*** Data lines

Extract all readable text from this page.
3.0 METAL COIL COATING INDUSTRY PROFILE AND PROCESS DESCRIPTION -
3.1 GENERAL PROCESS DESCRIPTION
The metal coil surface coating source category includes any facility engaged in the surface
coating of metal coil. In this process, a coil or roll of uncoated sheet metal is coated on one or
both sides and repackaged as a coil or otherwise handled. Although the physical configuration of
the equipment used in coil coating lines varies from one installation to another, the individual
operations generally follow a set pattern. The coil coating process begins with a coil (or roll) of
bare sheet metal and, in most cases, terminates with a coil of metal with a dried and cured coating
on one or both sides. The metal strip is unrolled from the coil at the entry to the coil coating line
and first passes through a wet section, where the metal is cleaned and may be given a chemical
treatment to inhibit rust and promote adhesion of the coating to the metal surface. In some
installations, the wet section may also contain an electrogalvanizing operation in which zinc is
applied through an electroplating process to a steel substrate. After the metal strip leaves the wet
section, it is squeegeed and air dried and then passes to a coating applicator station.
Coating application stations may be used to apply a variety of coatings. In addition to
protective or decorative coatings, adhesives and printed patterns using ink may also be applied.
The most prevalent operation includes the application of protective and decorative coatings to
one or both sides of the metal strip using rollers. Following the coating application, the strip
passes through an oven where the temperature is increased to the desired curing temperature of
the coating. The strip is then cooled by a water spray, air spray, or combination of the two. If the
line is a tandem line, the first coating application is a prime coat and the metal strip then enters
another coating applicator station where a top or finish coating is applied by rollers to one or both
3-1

******

Print the whole listing exactly as it is.

• _Reply to the exercise_:
Extract all readable text from this page.
3.0 METAL COIL COATING INDUSTRY PROFILE AND PROCESS DESCRIPTION -
3.1 GENERAL PROCESS DESCRIPTION
The metal coil surface coating source category includes any facility engaged in the surface
coating of metal coil. In this process, a coil or roll of uncoated sheet metal is coated on one or
both sides and repackaged as a coil or otherwise handled. Although the physical configuration of
the equipment used in coil coating lines varies from one installation to another, the individual
operations generally follow a set pattern. The coil coating process begins with a coil (or roll) of
bare sheet metal and, in most cases, terminates with a coil of metal with a dried and cured coating
on one or both sides. The metal strip is unrolled from the coil at the entry to the coil coating line
and first passes through a wet section, where the metal is cleaned and may be given a chemical
treatment to inhibit rust and promote adhesion of the coating to the metal surface. In some
installations, the wet section may also contain an electrogalvanizing operation in which zinc is
applied through an electroplating process to a steel substrate. After the metal strip leaves the wet
section, it is squeegeed and air dried and then passes to a coating applicator station.
Coating application stations may be used to apply a variety of coatings. In addition to
protective or decorative coatings, adhesives and printed patterns using ink may also be applied.
The most prevalent operation includes the application of protective and decorative coatings to
one or both sides of the metal strip using rollers. Following the coating application, the strip
passes through an oven where the temperature is increased to the desired curing temperature of
the coating. The strip is then cooled by a water spray, air spray, or combination of the two. If the
line is a tandem line, the first coating application is a prime coat and the metal strip then enters
another coating applicator station where a top or finish coating is applied by rollers to one or both
3-1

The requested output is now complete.